» Requirements:
Reproduce the stretch of lines in the entries below, from the line containing "nav-item-contact[interactable]: C —" through the line containing "feature-month-to-month: Month To", with both ends included.

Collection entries
[START]

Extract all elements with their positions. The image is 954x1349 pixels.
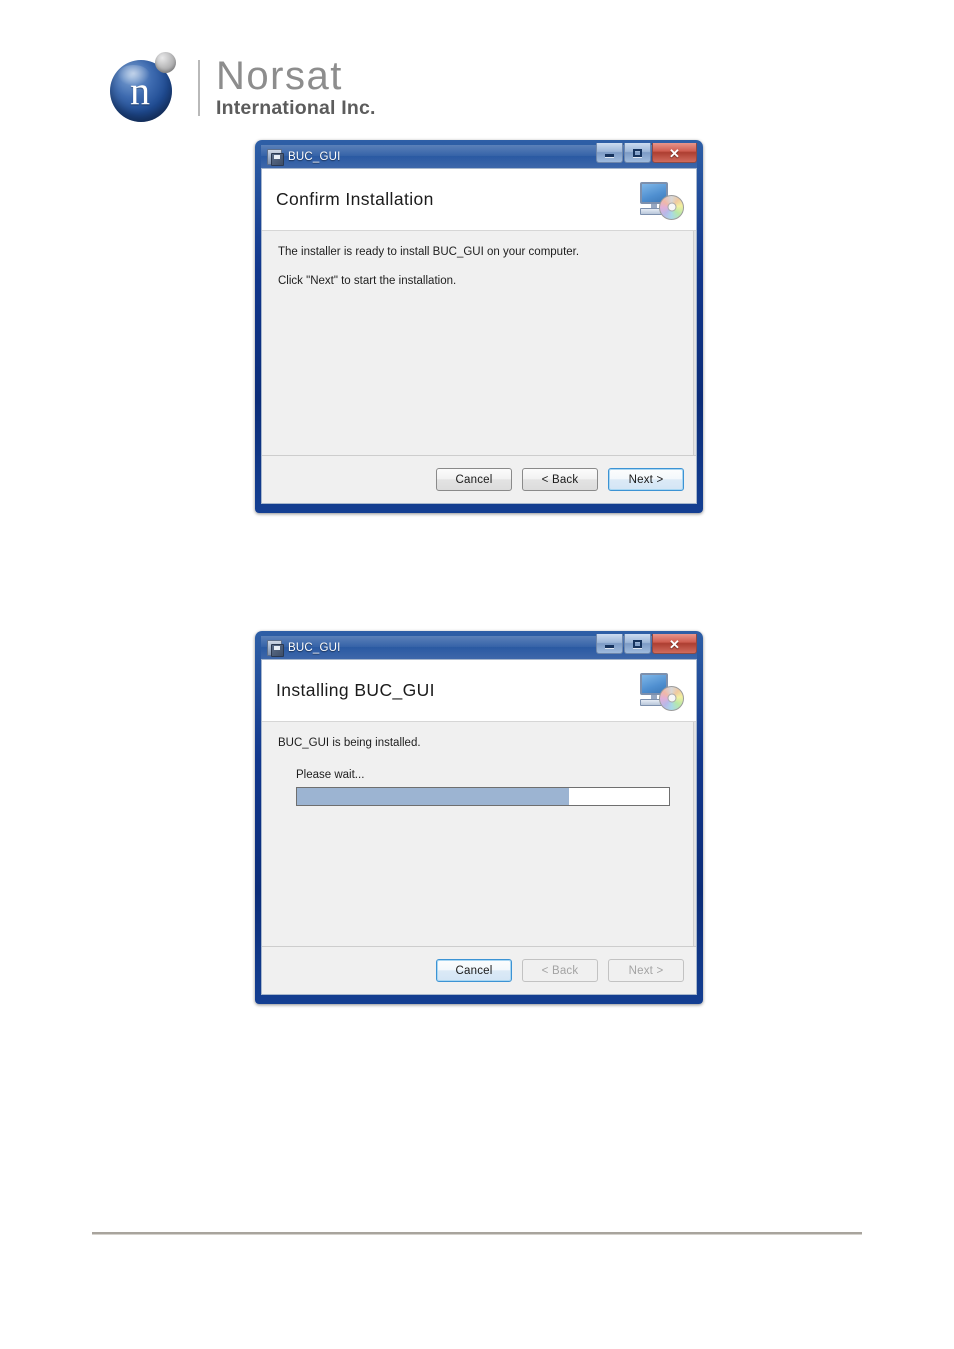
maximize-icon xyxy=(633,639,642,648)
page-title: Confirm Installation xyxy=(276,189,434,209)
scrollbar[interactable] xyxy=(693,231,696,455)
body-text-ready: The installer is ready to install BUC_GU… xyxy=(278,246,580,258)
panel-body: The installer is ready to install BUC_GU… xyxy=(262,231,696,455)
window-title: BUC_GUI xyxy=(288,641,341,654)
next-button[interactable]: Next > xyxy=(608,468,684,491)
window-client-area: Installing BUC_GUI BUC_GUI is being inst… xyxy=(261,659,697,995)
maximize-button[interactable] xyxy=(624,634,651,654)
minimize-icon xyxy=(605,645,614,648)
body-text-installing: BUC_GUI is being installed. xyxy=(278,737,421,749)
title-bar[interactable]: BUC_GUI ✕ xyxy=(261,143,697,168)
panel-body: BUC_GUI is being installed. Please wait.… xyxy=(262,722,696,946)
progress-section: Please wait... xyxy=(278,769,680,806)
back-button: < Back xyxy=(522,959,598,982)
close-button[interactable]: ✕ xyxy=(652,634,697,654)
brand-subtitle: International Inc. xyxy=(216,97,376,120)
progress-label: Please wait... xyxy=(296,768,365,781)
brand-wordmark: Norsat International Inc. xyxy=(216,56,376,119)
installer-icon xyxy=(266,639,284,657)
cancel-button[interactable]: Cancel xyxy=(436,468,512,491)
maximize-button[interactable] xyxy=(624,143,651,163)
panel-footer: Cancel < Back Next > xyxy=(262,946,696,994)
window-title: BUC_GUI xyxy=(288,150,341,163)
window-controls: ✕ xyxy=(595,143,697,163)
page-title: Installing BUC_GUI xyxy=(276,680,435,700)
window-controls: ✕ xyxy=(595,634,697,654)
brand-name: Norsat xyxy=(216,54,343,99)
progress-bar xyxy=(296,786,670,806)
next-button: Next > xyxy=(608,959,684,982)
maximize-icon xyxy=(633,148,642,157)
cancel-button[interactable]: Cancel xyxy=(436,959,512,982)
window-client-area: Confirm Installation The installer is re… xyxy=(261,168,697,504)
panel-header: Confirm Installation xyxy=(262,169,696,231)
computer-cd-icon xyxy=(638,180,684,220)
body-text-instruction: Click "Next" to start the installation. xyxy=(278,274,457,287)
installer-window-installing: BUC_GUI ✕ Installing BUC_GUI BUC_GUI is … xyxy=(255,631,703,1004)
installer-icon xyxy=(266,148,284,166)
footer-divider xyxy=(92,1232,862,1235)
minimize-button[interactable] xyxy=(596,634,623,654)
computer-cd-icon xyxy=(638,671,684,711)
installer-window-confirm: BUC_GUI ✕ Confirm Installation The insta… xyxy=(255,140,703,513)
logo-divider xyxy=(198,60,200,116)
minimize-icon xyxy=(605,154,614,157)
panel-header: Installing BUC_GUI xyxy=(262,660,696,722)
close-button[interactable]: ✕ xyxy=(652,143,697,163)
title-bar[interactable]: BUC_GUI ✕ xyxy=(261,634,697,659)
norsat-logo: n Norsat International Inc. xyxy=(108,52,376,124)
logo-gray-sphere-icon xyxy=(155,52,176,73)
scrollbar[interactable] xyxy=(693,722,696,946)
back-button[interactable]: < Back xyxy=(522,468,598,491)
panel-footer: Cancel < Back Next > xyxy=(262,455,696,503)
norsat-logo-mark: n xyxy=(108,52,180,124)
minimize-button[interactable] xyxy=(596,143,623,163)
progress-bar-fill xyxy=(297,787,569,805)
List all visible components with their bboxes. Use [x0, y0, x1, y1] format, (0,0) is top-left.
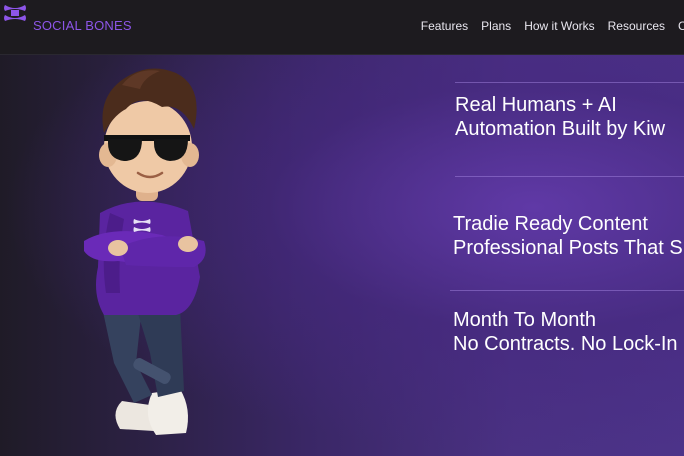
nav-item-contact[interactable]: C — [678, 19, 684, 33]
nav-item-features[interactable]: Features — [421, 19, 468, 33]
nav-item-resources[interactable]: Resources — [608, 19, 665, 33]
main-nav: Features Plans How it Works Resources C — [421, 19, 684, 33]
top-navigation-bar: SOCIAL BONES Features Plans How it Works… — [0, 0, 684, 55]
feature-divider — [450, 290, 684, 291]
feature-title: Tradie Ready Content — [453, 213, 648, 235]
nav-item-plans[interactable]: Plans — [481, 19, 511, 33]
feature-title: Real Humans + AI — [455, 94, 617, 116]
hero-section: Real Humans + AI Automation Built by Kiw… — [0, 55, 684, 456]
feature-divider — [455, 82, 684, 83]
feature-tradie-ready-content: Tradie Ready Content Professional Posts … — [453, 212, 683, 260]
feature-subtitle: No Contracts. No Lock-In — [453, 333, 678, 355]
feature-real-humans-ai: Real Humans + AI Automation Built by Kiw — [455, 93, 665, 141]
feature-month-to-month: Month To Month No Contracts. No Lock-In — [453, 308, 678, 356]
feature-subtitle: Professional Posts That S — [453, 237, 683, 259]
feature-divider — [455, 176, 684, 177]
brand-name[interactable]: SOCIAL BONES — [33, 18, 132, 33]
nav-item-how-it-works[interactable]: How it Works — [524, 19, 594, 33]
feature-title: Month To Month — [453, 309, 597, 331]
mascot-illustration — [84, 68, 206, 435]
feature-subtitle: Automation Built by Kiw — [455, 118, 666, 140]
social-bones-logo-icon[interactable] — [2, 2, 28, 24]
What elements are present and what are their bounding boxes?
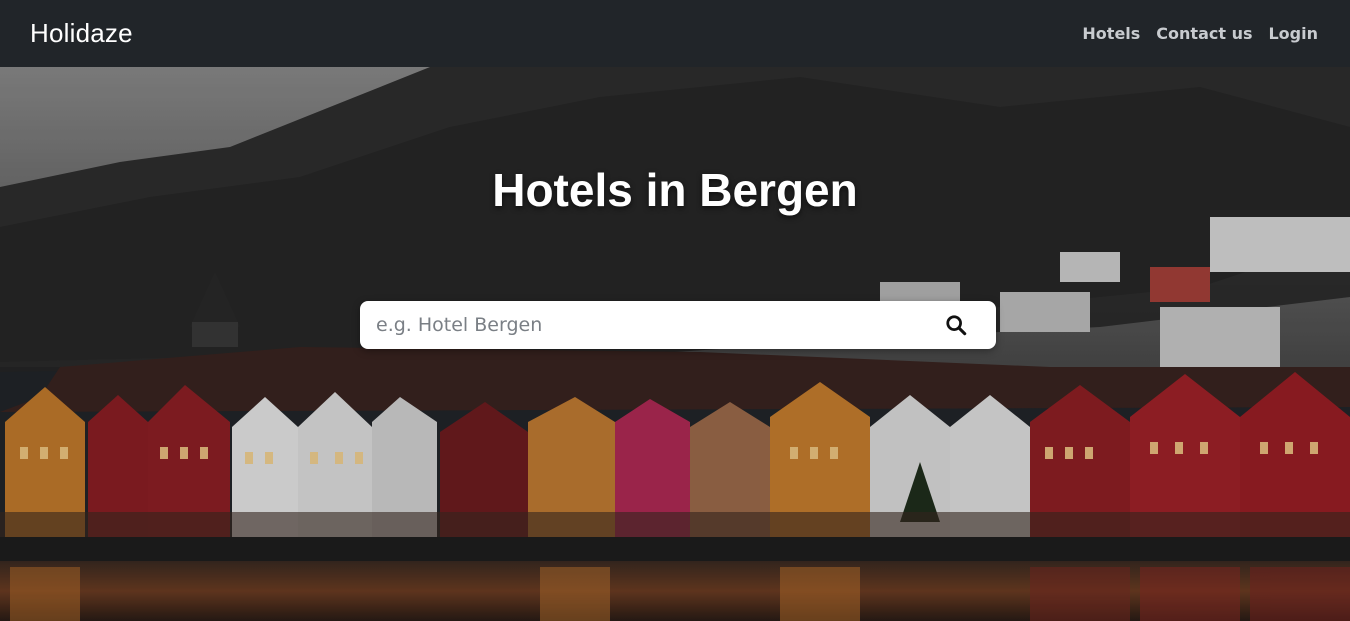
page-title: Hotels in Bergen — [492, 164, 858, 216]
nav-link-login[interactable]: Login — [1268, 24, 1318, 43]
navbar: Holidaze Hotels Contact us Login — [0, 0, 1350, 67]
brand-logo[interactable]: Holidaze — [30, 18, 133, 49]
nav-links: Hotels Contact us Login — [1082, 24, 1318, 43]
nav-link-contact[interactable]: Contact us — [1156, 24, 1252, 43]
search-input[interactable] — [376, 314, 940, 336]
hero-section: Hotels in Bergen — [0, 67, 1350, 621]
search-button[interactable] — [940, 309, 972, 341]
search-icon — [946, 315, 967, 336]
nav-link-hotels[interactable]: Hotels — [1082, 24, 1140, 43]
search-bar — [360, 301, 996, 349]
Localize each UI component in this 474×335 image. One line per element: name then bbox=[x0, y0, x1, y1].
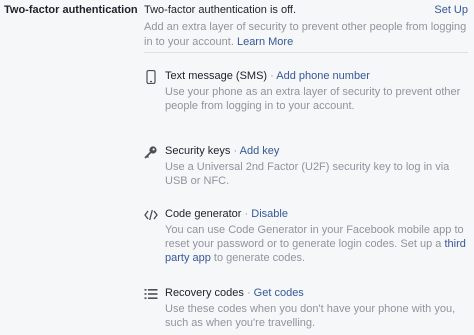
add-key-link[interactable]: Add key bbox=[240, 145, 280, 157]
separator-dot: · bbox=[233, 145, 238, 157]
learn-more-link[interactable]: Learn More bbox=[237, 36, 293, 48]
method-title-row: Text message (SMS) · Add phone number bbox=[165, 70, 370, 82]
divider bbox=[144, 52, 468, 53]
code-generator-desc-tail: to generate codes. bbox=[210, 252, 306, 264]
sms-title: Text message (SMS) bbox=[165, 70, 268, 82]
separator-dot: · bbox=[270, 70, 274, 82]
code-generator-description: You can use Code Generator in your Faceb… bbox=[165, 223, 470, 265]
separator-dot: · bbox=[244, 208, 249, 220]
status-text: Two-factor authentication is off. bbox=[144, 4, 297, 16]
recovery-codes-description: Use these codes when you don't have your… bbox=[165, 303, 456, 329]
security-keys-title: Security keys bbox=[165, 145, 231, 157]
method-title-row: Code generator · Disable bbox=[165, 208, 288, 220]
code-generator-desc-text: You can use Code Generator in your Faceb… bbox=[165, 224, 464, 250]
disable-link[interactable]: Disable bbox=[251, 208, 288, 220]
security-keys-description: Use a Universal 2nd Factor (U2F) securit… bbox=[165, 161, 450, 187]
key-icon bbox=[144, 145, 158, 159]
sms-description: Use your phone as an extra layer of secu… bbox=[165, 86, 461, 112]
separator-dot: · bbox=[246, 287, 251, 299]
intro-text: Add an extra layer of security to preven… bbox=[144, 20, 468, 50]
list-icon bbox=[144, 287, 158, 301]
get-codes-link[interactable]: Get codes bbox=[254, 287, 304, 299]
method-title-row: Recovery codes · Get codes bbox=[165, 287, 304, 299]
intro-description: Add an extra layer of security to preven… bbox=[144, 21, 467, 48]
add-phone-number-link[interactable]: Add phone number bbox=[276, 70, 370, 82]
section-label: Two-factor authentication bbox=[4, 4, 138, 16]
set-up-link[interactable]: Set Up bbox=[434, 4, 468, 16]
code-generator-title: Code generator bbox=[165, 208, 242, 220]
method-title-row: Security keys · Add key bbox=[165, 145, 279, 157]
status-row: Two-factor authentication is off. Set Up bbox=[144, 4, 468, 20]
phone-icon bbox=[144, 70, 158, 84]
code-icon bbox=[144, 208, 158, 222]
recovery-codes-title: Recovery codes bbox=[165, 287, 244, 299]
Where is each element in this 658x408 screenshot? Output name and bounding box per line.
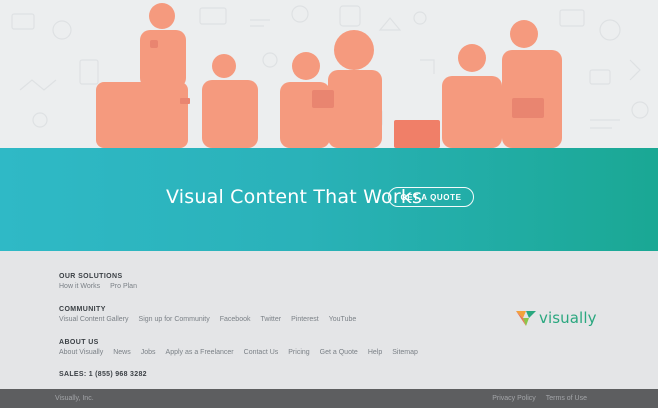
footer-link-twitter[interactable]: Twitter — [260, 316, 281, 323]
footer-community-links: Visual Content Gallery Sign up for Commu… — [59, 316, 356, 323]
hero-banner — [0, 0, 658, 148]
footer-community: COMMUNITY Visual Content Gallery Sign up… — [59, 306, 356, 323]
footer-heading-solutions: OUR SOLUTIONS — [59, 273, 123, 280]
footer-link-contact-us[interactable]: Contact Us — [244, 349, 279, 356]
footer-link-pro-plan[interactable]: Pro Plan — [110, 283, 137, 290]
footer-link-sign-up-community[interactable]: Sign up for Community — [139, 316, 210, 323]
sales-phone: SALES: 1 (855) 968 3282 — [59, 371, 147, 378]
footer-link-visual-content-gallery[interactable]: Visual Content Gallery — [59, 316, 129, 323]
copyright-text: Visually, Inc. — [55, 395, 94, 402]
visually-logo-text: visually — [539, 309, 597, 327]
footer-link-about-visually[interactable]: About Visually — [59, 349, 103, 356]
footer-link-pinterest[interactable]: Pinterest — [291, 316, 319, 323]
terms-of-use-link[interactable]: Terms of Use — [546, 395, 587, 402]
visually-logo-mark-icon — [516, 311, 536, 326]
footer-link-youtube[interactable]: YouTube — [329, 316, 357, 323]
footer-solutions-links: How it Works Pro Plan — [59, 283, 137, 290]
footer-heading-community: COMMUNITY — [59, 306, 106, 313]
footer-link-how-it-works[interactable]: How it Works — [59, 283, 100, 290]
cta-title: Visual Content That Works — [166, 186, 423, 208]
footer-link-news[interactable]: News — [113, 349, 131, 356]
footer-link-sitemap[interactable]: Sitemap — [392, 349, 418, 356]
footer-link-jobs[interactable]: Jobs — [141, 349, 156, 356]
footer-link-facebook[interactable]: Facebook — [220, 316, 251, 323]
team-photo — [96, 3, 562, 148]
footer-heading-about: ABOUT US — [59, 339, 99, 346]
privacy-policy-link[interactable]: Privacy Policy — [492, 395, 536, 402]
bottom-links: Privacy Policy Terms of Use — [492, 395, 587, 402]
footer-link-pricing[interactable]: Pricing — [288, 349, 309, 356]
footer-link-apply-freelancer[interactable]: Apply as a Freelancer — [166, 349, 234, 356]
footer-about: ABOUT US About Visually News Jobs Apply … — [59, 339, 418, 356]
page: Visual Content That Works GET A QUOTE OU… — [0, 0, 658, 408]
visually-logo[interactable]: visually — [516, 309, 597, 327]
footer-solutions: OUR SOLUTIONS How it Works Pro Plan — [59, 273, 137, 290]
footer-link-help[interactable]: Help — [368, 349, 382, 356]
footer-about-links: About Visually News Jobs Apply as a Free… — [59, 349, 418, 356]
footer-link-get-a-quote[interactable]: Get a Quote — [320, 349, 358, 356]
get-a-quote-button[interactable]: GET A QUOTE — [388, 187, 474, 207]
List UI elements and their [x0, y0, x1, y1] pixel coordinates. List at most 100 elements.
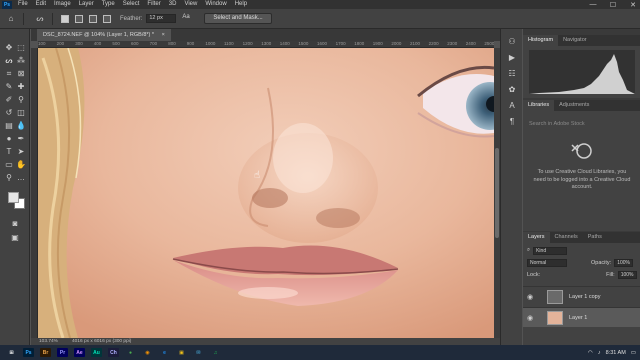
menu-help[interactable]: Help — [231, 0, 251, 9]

[END]

» In response:
nav-item-contact[interactable]: C — [678, 19, 684, 33]
nav-item-features[interactable]: Features — [421, 19, 468, 33]
nav-item-resources[interactable]: Resources — [608, 19, 665, 33]
main-nav: Features Plans How it Works Resources C — [421, 19, 684, 33]
top-navigation-bar: SOCIAL BONES Features Plans How it Works… — [0, 0, 684, 55]
feature-divider — [450, 290, 684, 291]
feature-title: Tradie Ready Content — [453, 213, 648, 235]
nav-item-plans[interactable]: Plans — [481, 19, 511, 33]
feature-title: Real Humans + AI — [455, 94, 617, 116]
hero-section: Real Humans + AI Automation Built by Kiw… — [0, 55, 684, 456]
feature-divider — [455, 82, 684, 83]
feature-tradie-ready-content: Tradie Ready Content Professional Posts … — [453, 212, 683, 260]
feature-subtitle: No Contracts. No Lock-In — [453, 333, 678, 355]
feature-real-humans-ai: Real Humans + AI Automation Built by Kiw — [455, 93, 665, 141]
feature-month-to-month: Month To Month No Contracts. No Lock-In — [453, 308, 678, 356]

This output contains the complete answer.